Extracted data entries
* * * * * * * * *

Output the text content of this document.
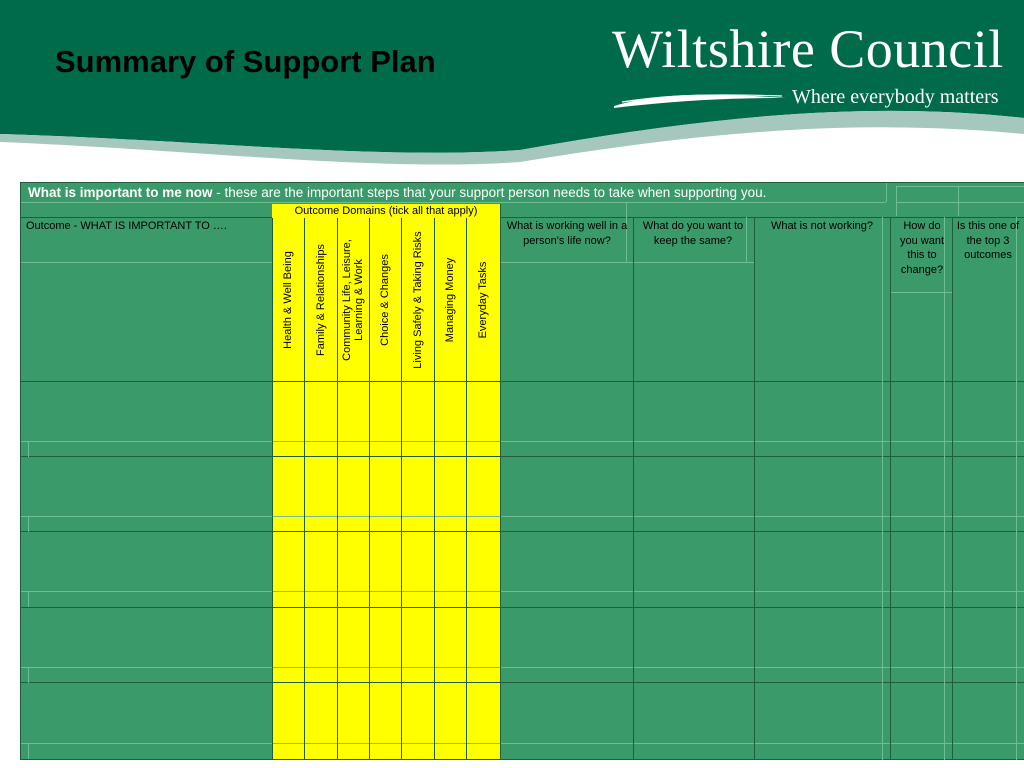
Summary of Support Plan	Wiltshire Council
Where everybody matters
What is important to me now - these are the important steps that your support person needs to take when supporting you.
Outcome Domains (tick all that apply)
Outcome - WHAT IS IMPORTANT TO ….
Health & Well Being Family & Relationships Community Life, Leisure, Learning & Work Choice & Changes Living Safely & Taking Risks Managing Money Everyday Tasks
What is working well in a person's life now?
What do you want to keep the same?
What is not working?	How do you want this to change?
Is this one of the top 3 outcomes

* * * * * * * * *

▸ **What to produce**
Retype all of the entries exactly as written, leaving out any images.

▸ **Written solution**
Output the text content of this document.
Summary of Support Plan	Wiltshire Council
Where everybody matters
What is important to me now - these are the important steps that your support person needs to take when supporting you.
Outcome Domains (tick all that apply)
Outcome - WHAT IS IMPORTANT TO ….
Health & Well Being Family & Relationships Community Life, Leisure, Learning & Work Choice & Changes Living Safely & Taking Risks Managing Money Everyday Tasks
What is working well in a person's life now?
What do you want to keep the same?
What is not working?	How do you want this to change?
Is this one of the top 3 outcomes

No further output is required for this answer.